◆ DIRECTION ◆
Below are the entries; state how many of their lines contain the string "method", and nothing more.

◆ RECORDS SHOWN ◆
********
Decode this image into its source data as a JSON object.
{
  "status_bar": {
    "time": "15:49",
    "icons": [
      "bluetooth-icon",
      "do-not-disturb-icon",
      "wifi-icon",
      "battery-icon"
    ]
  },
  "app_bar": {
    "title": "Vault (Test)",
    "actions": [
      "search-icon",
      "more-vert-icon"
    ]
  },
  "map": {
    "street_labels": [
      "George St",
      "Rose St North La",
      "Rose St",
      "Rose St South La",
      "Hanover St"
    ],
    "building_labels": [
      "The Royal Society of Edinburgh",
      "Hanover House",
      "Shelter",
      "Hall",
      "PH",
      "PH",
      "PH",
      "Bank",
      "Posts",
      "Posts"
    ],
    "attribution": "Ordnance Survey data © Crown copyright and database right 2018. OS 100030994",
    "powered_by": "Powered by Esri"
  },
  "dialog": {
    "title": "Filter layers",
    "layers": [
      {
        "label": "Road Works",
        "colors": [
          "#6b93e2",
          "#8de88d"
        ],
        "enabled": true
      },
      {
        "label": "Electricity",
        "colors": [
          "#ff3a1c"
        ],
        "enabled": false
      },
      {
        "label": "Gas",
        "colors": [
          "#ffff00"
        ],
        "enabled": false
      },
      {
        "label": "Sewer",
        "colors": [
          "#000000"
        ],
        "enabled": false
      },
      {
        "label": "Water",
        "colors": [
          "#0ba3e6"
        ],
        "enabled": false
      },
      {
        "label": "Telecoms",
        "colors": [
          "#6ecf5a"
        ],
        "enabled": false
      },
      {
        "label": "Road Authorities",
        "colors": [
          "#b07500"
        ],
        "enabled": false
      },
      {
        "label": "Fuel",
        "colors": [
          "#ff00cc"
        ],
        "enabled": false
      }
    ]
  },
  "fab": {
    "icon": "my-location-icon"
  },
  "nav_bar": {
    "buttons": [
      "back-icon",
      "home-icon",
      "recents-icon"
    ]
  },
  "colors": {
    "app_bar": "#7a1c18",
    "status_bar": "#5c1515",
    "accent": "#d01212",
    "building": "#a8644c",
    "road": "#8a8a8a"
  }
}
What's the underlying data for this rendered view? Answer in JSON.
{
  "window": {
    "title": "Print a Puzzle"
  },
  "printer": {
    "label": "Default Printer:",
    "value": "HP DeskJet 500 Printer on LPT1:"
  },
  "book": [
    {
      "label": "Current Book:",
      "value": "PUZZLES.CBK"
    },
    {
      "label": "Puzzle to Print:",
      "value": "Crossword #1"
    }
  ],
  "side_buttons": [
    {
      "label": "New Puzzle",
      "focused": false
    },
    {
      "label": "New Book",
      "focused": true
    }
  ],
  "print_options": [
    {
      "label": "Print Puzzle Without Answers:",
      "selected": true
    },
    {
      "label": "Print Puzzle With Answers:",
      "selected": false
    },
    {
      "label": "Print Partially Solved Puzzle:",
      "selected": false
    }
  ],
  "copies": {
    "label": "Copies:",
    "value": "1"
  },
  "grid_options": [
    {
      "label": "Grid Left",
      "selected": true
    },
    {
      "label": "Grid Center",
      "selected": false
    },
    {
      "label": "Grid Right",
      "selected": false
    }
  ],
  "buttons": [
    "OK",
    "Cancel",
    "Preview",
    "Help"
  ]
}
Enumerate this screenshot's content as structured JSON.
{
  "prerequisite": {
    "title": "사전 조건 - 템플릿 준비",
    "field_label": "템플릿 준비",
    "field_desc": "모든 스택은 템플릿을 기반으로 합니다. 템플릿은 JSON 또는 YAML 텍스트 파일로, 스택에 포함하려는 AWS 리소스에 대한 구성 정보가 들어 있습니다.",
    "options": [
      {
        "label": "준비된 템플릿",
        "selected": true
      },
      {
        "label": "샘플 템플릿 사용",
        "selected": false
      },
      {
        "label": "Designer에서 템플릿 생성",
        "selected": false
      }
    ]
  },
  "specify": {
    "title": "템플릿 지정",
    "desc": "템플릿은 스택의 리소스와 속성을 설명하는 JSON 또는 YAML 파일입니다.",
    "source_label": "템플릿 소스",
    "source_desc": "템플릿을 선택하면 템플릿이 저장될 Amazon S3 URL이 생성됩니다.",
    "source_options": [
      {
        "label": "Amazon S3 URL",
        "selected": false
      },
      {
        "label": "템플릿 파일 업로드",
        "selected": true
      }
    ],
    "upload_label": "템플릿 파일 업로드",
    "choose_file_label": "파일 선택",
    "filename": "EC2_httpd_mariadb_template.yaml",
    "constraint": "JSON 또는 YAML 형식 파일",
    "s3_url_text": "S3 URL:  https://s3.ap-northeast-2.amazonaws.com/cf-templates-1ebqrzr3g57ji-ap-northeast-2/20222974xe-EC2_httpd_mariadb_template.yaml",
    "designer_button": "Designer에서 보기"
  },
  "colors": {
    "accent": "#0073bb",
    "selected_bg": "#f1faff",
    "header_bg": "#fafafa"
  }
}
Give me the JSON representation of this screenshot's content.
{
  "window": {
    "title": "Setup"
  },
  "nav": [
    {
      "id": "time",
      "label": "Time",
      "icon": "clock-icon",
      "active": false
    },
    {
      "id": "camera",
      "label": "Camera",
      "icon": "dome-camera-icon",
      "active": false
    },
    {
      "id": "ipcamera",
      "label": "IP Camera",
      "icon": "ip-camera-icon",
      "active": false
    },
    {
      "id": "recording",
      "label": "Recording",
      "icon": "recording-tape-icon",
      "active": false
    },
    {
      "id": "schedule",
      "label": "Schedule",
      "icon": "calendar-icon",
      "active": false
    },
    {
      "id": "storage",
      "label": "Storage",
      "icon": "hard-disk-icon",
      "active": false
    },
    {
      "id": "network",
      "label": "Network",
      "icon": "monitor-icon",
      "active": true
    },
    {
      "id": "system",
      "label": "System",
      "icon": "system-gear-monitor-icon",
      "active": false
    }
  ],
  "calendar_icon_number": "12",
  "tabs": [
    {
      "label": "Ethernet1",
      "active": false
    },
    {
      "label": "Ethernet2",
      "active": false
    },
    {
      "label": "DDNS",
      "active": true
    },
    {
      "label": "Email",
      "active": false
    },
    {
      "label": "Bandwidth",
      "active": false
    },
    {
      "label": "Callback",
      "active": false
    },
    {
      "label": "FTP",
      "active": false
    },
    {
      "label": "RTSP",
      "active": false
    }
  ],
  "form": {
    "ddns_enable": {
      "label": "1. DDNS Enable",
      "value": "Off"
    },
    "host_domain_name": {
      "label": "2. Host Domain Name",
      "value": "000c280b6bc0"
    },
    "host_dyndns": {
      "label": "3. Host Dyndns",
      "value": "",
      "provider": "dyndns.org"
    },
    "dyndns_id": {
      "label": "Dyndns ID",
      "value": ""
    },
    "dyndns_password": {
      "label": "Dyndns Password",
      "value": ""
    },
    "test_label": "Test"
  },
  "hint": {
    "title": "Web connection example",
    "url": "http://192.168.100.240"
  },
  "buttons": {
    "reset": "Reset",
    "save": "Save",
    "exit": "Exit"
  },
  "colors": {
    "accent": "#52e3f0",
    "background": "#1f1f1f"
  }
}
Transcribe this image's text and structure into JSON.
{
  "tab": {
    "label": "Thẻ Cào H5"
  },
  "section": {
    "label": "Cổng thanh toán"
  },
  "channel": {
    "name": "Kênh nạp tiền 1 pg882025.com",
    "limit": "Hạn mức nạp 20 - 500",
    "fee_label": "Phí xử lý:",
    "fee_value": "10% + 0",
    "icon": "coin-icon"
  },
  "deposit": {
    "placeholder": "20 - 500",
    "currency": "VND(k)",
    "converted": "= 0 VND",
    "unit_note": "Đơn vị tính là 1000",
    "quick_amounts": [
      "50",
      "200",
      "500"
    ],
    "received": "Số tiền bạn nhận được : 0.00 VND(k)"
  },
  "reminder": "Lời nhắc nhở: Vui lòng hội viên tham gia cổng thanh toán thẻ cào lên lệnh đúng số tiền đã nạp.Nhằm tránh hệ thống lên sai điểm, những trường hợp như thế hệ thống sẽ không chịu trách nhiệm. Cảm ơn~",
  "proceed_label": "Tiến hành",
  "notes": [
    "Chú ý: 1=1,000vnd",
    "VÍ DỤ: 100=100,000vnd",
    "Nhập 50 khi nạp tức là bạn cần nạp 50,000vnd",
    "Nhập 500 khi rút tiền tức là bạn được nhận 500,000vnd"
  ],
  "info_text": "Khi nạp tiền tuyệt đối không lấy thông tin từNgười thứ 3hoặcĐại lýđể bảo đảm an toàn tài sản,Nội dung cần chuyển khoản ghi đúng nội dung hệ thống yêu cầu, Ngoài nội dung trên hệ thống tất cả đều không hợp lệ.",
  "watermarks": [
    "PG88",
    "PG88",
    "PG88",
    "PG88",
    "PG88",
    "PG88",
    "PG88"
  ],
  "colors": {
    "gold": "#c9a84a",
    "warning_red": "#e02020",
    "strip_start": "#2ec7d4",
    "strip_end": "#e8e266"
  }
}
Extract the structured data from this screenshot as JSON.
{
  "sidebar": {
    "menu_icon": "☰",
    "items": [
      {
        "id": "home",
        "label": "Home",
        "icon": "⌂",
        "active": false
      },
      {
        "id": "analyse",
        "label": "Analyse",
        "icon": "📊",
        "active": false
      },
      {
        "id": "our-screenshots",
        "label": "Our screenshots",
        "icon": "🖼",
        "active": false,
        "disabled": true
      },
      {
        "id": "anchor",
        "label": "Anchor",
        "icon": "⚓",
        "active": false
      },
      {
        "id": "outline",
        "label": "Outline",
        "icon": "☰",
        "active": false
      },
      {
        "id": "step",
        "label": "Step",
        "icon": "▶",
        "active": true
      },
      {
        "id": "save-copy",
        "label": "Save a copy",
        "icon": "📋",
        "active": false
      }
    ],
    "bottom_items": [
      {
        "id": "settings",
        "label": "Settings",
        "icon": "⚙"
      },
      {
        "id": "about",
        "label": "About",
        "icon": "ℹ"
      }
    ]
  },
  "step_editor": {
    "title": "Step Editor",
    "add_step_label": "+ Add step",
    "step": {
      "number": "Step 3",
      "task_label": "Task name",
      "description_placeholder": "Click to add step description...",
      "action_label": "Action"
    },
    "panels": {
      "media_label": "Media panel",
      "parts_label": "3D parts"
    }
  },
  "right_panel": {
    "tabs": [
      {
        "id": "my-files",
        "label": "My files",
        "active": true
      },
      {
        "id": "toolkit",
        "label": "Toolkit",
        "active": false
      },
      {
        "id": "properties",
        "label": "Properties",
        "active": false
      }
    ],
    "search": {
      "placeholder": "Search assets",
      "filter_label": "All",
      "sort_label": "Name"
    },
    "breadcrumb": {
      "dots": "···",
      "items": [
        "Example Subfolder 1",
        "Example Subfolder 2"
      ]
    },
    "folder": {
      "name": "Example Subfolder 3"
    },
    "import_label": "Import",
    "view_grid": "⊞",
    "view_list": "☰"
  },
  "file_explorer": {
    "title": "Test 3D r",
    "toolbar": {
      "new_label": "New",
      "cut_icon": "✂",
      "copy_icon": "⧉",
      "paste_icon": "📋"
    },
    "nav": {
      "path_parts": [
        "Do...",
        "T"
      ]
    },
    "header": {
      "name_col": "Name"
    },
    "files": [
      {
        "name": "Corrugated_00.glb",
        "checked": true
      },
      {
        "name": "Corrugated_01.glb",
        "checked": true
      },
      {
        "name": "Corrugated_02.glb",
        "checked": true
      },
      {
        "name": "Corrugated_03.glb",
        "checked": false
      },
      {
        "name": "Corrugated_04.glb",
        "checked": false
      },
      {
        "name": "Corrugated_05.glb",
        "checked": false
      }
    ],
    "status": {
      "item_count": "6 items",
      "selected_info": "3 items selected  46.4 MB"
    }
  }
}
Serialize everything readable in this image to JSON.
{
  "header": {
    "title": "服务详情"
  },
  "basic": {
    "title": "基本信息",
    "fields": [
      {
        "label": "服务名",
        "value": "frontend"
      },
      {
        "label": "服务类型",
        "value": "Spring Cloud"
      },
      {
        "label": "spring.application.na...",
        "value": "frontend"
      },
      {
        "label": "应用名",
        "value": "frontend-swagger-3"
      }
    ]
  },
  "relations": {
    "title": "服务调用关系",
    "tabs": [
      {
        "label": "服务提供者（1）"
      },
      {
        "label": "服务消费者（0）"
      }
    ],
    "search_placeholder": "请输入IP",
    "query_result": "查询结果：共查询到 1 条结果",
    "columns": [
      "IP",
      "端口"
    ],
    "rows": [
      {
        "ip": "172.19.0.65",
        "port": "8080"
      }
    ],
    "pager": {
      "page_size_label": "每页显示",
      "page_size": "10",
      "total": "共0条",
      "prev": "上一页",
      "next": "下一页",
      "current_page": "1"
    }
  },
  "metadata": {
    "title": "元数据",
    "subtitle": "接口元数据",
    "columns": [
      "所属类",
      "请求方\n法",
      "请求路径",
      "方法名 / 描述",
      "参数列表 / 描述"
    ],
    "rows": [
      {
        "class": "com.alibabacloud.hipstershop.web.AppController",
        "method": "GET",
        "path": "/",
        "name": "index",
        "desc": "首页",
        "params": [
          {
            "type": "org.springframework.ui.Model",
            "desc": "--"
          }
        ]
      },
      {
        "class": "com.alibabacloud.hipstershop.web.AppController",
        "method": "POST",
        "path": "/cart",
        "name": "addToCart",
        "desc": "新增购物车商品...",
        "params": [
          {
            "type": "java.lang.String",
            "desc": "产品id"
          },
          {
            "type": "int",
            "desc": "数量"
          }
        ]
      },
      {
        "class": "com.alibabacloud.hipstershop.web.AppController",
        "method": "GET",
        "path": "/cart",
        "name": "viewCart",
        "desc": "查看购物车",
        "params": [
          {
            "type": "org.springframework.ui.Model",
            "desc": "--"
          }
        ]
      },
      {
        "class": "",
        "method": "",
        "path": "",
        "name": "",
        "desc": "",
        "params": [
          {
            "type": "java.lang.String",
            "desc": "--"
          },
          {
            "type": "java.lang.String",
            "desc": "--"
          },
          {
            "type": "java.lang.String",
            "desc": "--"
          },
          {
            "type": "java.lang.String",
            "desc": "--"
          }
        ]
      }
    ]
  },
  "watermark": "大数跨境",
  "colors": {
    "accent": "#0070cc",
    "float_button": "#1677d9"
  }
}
********
◆ EXERCISE RESULT ◆
4